→ Task prompt:
Copy out all of the material exactly as presented.

→ Extracted data entries:
*****

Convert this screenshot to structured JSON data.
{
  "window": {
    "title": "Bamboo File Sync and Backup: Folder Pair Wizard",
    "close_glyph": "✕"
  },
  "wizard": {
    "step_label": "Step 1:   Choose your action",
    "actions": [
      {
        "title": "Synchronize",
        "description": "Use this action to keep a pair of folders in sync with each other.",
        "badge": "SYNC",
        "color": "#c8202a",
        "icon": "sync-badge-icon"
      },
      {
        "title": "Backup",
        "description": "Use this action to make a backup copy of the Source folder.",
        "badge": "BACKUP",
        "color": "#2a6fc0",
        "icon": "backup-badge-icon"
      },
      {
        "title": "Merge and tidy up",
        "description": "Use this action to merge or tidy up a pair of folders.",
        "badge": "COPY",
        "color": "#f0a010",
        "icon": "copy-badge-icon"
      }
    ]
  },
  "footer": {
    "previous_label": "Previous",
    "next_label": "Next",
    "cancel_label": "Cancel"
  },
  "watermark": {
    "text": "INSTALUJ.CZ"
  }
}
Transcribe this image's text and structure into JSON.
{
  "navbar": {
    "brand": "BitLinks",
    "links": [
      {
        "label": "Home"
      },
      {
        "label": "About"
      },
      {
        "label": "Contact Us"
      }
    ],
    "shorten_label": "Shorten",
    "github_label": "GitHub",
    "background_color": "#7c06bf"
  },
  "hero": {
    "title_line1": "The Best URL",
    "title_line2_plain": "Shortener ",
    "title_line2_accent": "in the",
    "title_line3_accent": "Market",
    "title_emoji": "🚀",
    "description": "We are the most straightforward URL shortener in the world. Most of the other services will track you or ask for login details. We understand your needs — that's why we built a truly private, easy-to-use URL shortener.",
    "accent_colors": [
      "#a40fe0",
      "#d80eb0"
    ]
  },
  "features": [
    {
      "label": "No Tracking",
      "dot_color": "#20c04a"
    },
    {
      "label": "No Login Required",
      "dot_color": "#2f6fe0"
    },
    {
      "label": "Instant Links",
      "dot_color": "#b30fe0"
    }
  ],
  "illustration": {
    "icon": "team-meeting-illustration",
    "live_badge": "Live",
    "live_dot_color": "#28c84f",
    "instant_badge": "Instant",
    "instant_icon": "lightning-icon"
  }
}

*****

→ Response to this exercise:
Convert this screenshot to structured JSON data.
{
  "window": {
    "title": "Bamboo File Sync and Backup: Folder Pair Wizard",
    "close_glyph": "✕"
  },
  "wizard": {
    "step_label": "Step 1:   Choose your action",
    "actions": [
      {
        "title": "Synchronize",
        "description": "Use this action to keep a pair of folders in sync with each other.",
        "badge": "SYNC",
        "color": "#c8202a",
        "icon": "sync-badge-icon"
      },
      {
        "title": "Backup",
        "description": "Use this action to make a backup copy of the Source folder.",
        "badge": "BACKUP",
        "color": "#2a6fc0",
        "icon": "backup-badge-icon"
      },
      {
        "title": "Merge and tidy up",
        "description": "Use this action to merge or tidy up a pair of folders.",
        "badge": "COPY",
        "color": "#f0a010",
        "icon": "copy-badge-icon"
      }
    ]
  },
  "footer": {
    "previous_label": "Previous",
    "next_label": "Next",
    "cancel_label": "Cancel"
  },
  "watermark": {
    "text": "INSTALUJ.CZ"
  }
}
Transcribe this image's text and structure into JSON.
{
  "navbar": {
    "brand": "BitLinks",
    "links": [
      {
        "label": "Home"
      },
      {
        "label": "About"
      },
      {
        "label": "Contact Us"
      }
    ],
    "shorten_label": "Shorten",
    "github_label": "GitHub",
    "background_color": "#7c06bf"
  },
  "hero": {
    "title_line1": "The Best URL",
    "title_line2_plain": "Shortener ",
    "title_line2_accent": "in the",
    "title_line3_accent": "Market",
    "title_emoji": "🚀",
    "description": "We are the most straightforward URL shortener in the world. Most of the other services will track you or ask for login details. We understand your needs — that's why we built a truly private, easy-to-use URL shortener.",
    "accent_colors": [
      "#a40fe0",
      "#d80eb0"
    ]
  },
  "features": [
    {
      "label": "No Tracking",
      "dot_color": "#20c04a"
    },
    {
      "label": "No Login Required",
      "dot_color": "#2f6fe0"
    },
    {
      "label": "Instant Links",
      "dot_color": "#b30fe0"
    }
  ],
  "illustration": {
    "icon": "team-meeting-illustration",
    "live_badge": "Live",
    "live_dot_color": "#28c84f",
    "instant_badge": "Instant",
    "instant_icon": "lightning-icon"
  }
}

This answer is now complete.